**Task objective:** Wherever the word "的排比句" shows up in a line, please copy that line.

[START OF Entries shown]

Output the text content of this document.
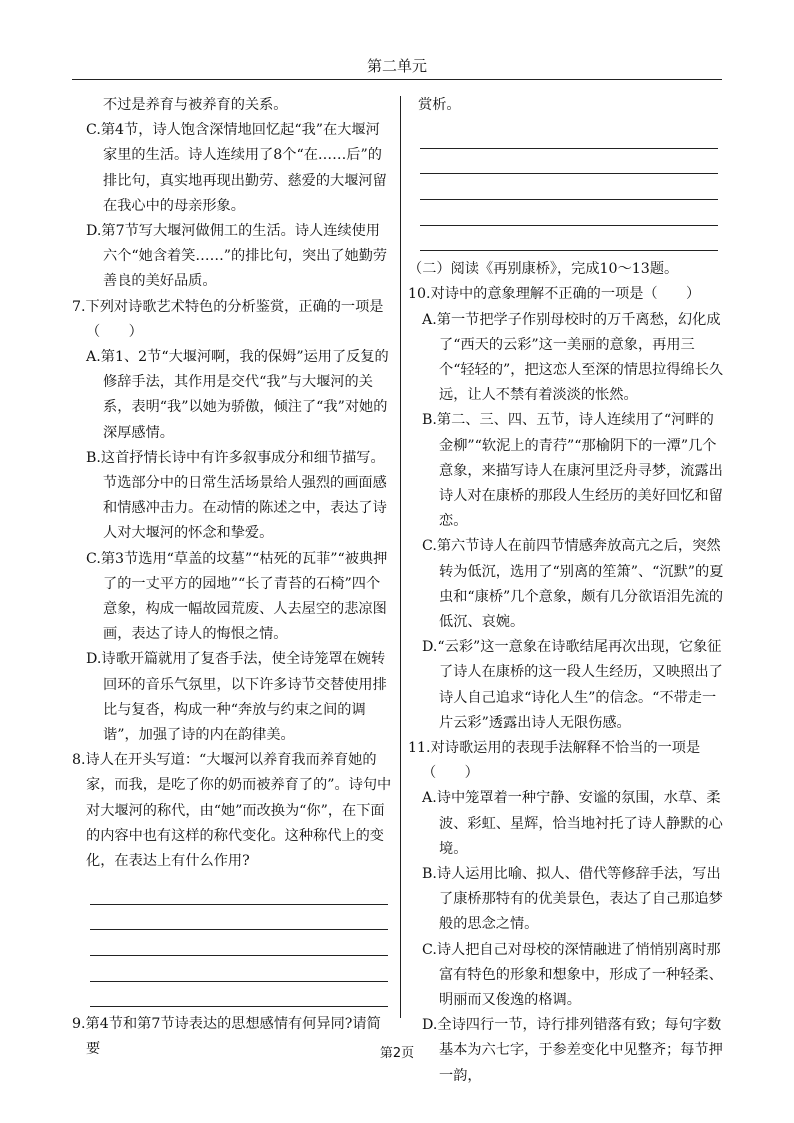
第二单元
不过是养育与被养育的关系。
C.第4节，诗人饱含深情地回忆起“我”在大堰河家里的生活。诗人连续用了8个“在……后”的排比句，真实地再现出勤劳、慈爱的大堰河留在我心中的母亲形象。
D.第7节写大堰河做佣工的生活。诗人连续使用六个“她含着笑……”的排比句，突出了她勤劳善良的美好品质。
7.下列对诗歌艺术特色的分析鉴赏，正确的一项是（　　）
A.第1、2节“大堰河啊，我的保姆”运用了反复的修辞手法，其作用是交代“我”与大堰河的关系，表明“我”以她为骄傲，倾注了“我”对她的深厚感情。
B.这首抒情长诗中有许多叙事成分和细节描写。节选部分中的日常生活场景给人强烈的画面感和情感冲击力。在动情的陈述之中，表达了诗人对大堰河的怀念和挚爱。
C.第3节选用“草盖的坟墓”“枯死的瓦菲”“被典押了的一丈平方的园地”“长了青苔的石椅”四个意象，构成一幅故园荒废、人去屋空的悲凉图画，表达了诗人的悔恨之情。
D.诗歌开篇就用了复沓手法，使全诗笼罩在婉转回环的音乐气氛里，以下许多诗节交替使用排比与复沓，构成一种“奔放与约束之间的调谐”，加强了诗的内在韵律美。
8.诗人在开头写道：“大堰河以养育我而养育她的家，而我，是吃了你的奶而被养育了的”。诗句中对大堰河的称代，由“她”而改换为“你”，在下面的内容中也有这样的称代变化。这种称代上的变化，在表达上有什么作用?
9.第4节和第7节诗表达的思想感情有何异同?请简要
赏析。
（二）阅读《再别康桥》，完成10～13题。
10.对诗中的意象理解不正确的一项是（　　）
A.第一节把学子作别母校时的万千离愁，幻化成了“西天的云彩”这一美丽的意象，再用三个“轻轻的”，把这恋人至深的情思拉得绵长久远，让人不禁有着淡淡的怅然。
B.第二、三、四、五节，诗人连续用了“河畔的金柳”“软泥上的青荇”“那榆阴下的一潭”几个意象，来描写诗人在康河里泛舟寻梦，流露出诗人对在康桥的那段人生经历的美好回忆和留恋。
C.第六节诗人在前四节情感奔放高亢之后，突然转为低沉，选用了“别离的笙箫”、“沉默”的夏虫和“康桥”几个意象，颇有几分欲语泪先流的低沉、哀婉。
D.“云彩”这一意象在诗歌结尾再次出现，它象征了诗人在康桥的这一段人生经历，又映照出了诗人自己追求“诗化人生”的信念。“不带走一片云彩”透露出诗人无限伤感。
11.对诗歌运用的表现手法解释不恰当的一项是（　　）
A.诗中笼罩着一种宁静、安谧的氛围，水草、柔波、彩虹、星辉，恰当地衬托了诗人静默的心境。
B.诗人运用比喻、拟人、借代等修辞手法，写出了康桥那特有的优美景色，表达了自己那追梦般的思念之情。
C.诗人把自己对母校的深情融进了悄悄别离时那富有特色的形象和想象中，形成了一种轻柔、明丽而又俊逸的格调。
D.全诗四行一节，诗行排列错落有致；每句字数基本为六七字，于参差变化中见整齐；每节押一韵，
第2页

[END OF Entries shown]

**Final result:**
C.第4节，诗人饱含深情地回忆起“我”在大堰河家里的生活。诗人连续用了8个“在……后”的排比句，真实地再现出勤劳、慈爱的大堰河留在我心中的母亲形象。
D.第7节写大堰河做佣工的生活。诗人连续使用六个“她含着笑……”的排比句，突出了她勤劳善良的美好品质。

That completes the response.